▶ _What to work on_:
Check each line for the word "name" and report how many have it. Give nothing else.

┄┄┄┄┄┄

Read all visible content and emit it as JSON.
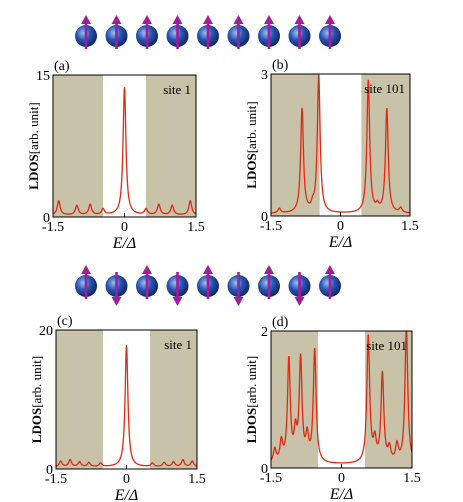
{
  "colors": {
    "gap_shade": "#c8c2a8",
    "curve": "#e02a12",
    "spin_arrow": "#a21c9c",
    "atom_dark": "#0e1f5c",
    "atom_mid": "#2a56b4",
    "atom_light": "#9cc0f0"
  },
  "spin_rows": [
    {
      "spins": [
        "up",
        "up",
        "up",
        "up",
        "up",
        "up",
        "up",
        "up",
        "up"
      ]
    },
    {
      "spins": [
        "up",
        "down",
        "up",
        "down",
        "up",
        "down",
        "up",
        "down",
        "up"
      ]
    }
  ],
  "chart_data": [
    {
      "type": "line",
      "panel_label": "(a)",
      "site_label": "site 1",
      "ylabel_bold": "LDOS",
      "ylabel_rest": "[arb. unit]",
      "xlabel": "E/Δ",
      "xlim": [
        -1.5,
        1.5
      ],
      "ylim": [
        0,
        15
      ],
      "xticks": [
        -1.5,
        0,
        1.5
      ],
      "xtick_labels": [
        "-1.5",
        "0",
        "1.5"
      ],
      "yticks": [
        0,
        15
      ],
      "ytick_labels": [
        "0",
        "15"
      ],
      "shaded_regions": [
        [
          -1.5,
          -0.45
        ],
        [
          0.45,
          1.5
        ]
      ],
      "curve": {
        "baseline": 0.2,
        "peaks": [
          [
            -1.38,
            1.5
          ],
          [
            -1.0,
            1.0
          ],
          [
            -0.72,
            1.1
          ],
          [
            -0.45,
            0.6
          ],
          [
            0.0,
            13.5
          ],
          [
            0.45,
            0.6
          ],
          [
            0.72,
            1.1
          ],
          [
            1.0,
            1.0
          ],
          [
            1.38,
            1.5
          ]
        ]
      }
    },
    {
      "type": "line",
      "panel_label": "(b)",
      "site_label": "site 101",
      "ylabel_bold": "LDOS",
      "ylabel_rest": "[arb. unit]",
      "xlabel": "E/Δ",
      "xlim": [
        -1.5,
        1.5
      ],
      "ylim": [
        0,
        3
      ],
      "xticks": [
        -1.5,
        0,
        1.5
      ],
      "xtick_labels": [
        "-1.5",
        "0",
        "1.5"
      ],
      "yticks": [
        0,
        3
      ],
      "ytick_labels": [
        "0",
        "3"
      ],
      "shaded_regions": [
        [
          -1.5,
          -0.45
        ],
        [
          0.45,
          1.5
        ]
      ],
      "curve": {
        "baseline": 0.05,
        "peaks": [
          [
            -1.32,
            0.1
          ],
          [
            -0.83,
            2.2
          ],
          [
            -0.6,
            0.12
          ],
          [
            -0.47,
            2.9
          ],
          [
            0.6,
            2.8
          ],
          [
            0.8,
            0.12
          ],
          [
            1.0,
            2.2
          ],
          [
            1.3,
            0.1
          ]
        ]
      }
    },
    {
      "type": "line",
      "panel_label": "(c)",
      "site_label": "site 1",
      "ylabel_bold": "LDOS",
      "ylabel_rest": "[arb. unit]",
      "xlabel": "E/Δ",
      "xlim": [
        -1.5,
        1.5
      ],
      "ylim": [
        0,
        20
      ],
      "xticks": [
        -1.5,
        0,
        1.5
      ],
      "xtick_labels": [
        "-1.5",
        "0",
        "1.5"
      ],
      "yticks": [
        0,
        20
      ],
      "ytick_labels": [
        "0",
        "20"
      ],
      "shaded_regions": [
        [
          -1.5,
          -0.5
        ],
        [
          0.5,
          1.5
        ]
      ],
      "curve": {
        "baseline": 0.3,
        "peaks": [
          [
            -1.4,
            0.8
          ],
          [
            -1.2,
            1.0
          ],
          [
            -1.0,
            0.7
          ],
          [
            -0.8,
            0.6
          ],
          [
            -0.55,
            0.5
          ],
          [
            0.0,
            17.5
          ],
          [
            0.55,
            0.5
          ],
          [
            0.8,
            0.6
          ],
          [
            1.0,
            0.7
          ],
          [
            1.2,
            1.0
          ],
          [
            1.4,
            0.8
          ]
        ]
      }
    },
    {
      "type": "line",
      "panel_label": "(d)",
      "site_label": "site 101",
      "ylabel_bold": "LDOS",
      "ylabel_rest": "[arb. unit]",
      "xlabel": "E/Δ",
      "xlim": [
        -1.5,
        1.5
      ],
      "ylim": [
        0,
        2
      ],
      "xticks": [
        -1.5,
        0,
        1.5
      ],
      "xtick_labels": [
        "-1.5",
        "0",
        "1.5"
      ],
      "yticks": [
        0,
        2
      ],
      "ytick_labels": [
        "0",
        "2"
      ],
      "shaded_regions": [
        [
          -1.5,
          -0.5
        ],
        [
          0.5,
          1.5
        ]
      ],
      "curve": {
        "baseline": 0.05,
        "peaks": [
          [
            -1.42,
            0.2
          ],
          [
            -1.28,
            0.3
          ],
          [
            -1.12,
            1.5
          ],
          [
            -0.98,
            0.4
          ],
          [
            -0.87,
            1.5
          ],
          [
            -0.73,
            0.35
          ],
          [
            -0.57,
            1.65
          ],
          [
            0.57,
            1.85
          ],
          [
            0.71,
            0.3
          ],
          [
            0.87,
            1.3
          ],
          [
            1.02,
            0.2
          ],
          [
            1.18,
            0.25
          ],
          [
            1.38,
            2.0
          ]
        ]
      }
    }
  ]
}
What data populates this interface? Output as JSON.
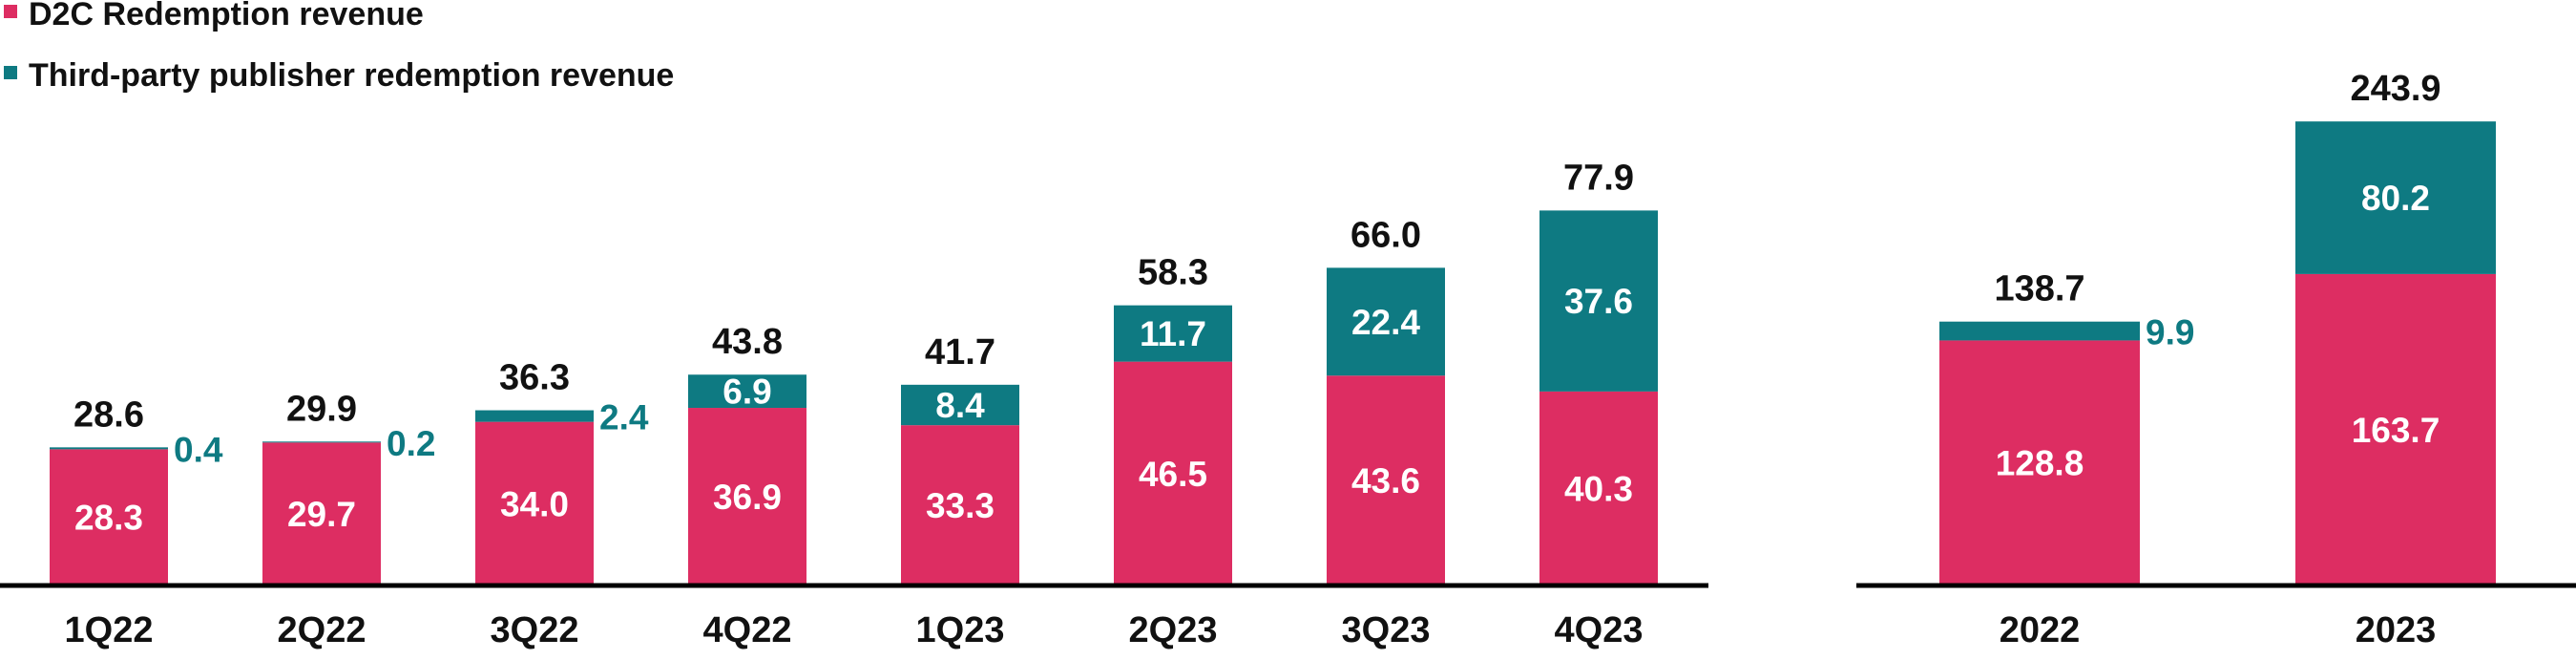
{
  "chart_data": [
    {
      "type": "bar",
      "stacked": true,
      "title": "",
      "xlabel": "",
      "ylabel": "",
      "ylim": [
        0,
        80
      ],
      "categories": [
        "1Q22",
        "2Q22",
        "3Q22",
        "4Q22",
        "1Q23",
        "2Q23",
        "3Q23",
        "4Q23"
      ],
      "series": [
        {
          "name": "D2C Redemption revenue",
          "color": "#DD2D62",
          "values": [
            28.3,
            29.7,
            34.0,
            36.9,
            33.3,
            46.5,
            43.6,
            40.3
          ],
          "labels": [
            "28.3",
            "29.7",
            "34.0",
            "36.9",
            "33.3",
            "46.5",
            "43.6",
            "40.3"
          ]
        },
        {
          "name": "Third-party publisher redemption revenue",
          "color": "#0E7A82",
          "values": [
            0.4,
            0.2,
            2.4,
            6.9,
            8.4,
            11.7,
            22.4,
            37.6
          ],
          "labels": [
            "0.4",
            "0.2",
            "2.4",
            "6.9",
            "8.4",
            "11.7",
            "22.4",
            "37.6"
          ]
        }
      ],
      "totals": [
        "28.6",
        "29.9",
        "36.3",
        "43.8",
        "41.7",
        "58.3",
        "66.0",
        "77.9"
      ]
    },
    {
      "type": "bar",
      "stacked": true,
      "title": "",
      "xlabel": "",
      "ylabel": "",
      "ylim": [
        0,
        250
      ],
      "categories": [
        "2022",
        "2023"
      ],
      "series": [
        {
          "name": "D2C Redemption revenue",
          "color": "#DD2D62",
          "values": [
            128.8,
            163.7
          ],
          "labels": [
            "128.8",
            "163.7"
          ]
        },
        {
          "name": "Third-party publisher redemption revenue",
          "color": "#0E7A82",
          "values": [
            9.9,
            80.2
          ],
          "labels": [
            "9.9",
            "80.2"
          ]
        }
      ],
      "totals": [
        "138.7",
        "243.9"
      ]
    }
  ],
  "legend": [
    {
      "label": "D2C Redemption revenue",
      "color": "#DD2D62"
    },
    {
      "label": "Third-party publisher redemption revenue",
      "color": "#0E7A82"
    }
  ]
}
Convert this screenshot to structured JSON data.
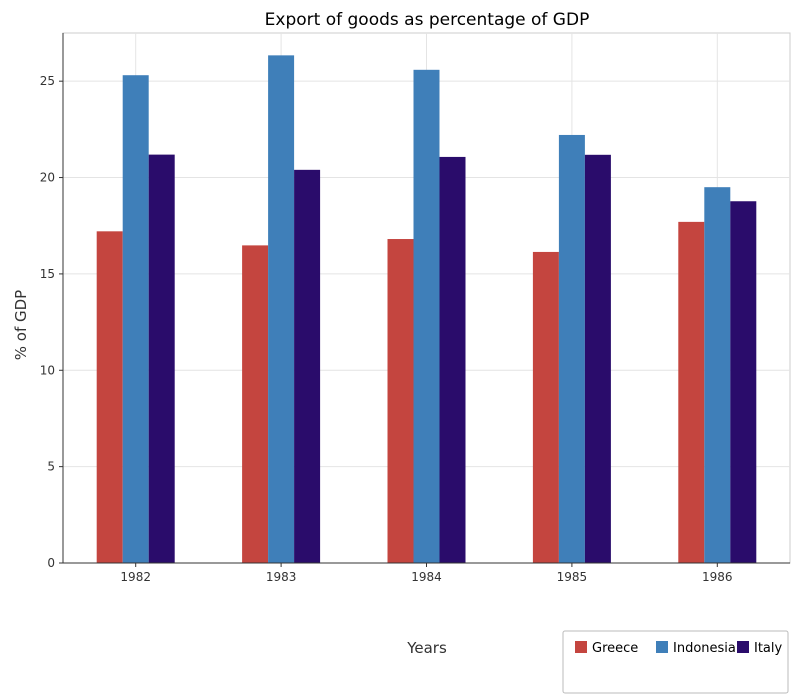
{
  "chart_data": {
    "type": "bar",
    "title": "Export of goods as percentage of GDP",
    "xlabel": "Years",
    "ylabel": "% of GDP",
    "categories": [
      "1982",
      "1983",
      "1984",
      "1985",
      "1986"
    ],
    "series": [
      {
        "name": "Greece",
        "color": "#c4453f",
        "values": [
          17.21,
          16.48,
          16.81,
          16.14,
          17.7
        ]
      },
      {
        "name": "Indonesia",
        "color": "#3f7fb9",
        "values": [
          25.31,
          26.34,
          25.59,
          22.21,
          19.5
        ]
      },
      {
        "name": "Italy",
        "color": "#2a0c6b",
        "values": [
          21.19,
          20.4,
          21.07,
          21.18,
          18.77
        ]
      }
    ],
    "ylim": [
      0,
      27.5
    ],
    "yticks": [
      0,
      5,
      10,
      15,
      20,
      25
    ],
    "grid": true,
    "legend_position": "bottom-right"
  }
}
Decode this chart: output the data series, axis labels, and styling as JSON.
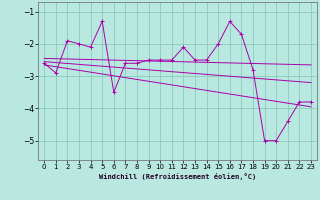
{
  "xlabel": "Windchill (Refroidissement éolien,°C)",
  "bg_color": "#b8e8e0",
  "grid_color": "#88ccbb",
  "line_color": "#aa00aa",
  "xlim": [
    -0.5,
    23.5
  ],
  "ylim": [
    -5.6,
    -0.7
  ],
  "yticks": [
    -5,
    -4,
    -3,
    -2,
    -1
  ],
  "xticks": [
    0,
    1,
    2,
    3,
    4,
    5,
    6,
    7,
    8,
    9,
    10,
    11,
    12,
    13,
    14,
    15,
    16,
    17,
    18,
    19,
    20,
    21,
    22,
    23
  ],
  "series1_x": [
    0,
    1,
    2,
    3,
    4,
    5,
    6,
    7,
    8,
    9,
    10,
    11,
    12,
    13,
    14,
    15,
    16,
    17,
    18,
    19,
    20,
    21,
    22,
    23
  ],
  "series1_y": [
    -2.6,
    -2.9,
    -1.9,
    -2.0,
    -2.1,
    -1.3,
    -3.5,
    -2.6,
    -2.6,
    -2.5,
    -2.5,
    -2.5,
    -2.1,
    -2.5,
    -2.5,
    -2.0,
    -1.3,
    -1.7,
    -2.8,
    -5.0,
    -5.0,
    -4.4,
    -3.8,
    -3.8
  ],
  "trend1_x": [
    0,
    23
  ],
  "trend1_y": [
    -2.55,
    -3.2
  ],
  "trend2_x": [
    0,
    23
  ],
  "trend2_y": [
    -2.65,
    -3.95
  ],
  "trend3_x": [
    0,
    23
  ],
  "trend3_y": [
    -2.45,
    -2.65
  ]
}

┄┄┄┄┄┄

▶ _Exercise result_:
7